**What is needed:**
Reproduce without any change everything in the records below from the line containing "509, 903, 524]" down to the line containing "88, 248, 110]", including both of those lines.

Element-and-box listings

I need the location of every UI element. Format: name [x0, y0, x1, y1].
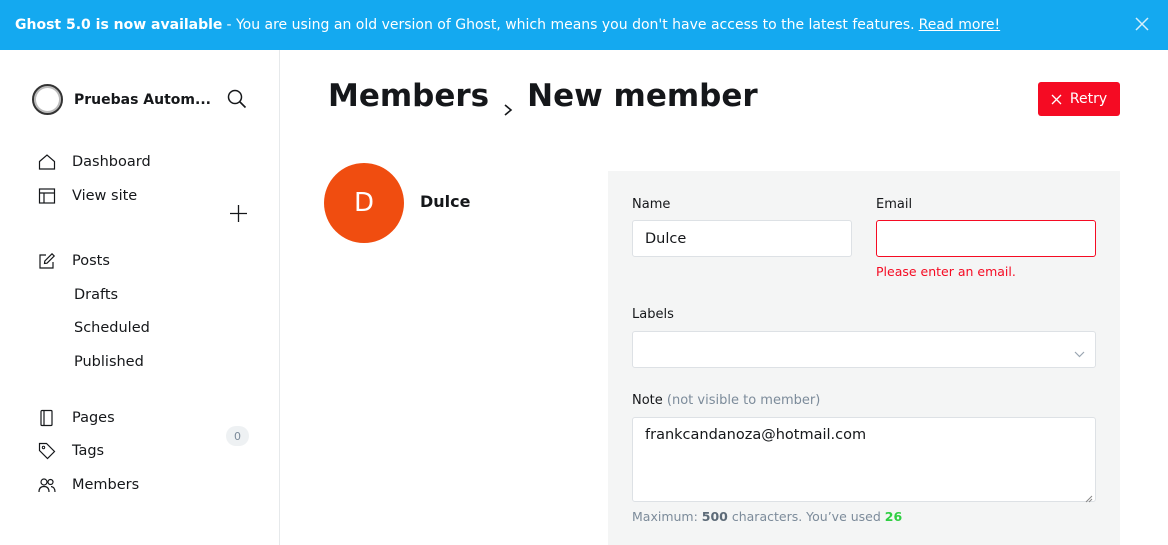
counter-used: 26	[884, 509, 903, 524]
update-banner: Ghost 5.0 is now available - You are usi…	[0, 0, 1168, 50]
resize-handle-icon[interactable]	[1085, 491, 1093, 503]
sidebar-item-members[interactable]: Members	[38, 476, 139, 494]
note-hint: (not visible to member)	[666, 393, 821, 408]
search-icon[interactable]	[226, 88, 248, 110]
avatar: D	[324, 163, 404, 243]
home-icon	[38, 153, 56, 171]
sidebar-item-label: Members	[72, 477, 140, 493]
note-label: Note (not visible to member)	[632, 393, 820, 408]
name-label: Name	[632, 197, 671, 212]
page-title-text: New member	[527, 78, 758, 114]
members-count-badge: 0	[226, 426, 249, 446]
counter-prefix: Maximum:	[632, 509, 702, 524]
sidebar-item-tags[interactable]: Tags	[38, 442, 104, 460]
sidebar-item-label: Pages	[72, 410, 115, 426]
email-field[interactable]	[876, 220, 1096, 257]
email-error-message: Please enter an email.	[876, 264, 1016, 279]
email-label: Email	[876, 197, 913, 212]
banner-title: Ghost 5.0 is now available	[15, 17, 223, 33]
banner-read-more-link[interactable]: Read more!	[919, 17, 1001, 33]
banner-message: - You are using an old version of Ghost,…	[226, 17, 915, 33]
sidebar-item-view-site[interactable]: View site	[38, 187, 137, 205]
note-textarea[interactable]: frankcandanoza@hotmail.com	[632, 417, 1096, 503]
member-name: Dulce	[420, 192, 471, 211]
sidebar-item-drafts[interactable]: Drafts	[74, 287, 118, 303]
sidebar-item-dashboard[interactable]: Dashboard	[38, 153, 151, 171]
counter-max: 500	[701, 509, 728, 524]
sidebar-item-label: Posts	[72, 253, 110, 269]
site-brand[interactable]: Pruebas Autom...	[32, 84, 211, 115]
chevron-down-icon	[1074, 345, 1085, 358]
labels-select[interactable]	[632, 331, 1096, 368]
layout-icon	[38, 187, 56, 205]
site-name: Pruebas Autom...	[74, 91, 211, 108]
page-title: Members New member	[328, 78, 758, 116]
sidebar-item-label: Dashboard	[72, 154, 151, 170]
sidebar-item-published[interactable]: Published	[74, 354, 144, 370]
note-label-text: Note	[632, 393, 663, 408]
sidebar-item-posts[interactable]: Posts	[38, 252, 110, 270]
sidebar: Pruebas Autom...	[0, 50, 280, 545]
retry-label: Retry	[1069, 91, 1108, 107]
labels-label: Labels	[632, 307, 674, 322]
retry-button[interactable]: Retry	[1038, 82, 1120, 116]
sidebar-item-label: View site	[72, 188, 138, 204]
add-post-icon[interactable]	[229, 204, 248, 223]
close-icon[interactable]	[1134, 16, 1150, 32]
page-icon	[38, 409, 56, 427]
sidebar-item-pages[interactable]: Pages	[38, 409, 115, 427]
chevron-right-icon	[501, 89, 515, 116]
close-icon	[1051, 94, 1062, 104]
sidebar-item-scheduled[interactable]: Scheduled	[74, 320, 150, 336]
note-character-counter: Maximum: 500 characters. You’ve used 26	[632, 509, 902, 524]
note-value: frankcandanoza@hotmail.com	[645, 427, 867, 443]
members-icon	[38, 476, 56, 494]
name-field[interactable]: Dulce	[632, 220, 852, 257]
tag-icon	[38, 442, 56, 460]
site-logo	[32, 84, 63, 115]
sidebar-item-label: Tags	[72, 443, 105, 459]
edit-icon	[38, 252, 56, 270]
counter-mid: characters. You’ve used	[727, 509, 885, 524]
breadcrumb-members-link[interactable]: Members	[328, 78, 489, 114]
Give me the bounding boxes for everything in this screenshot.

**Answer for this exercise:**
counter-used: 26	[884, 509, 903, 524]
update-banner: Ghost 5.0 is now available - You are usi…	[0, 0, 1168, 50]
resize-handle-icon[interactable]	[1085, 491, 1093, 503]
sidebar-item-members[interactable]: Members	[38, 476, 139, 494]
note-hint: (not visible to member)	[666, 393, 821, 408]
search-icon[interactable]	[226, 88, 248, 110]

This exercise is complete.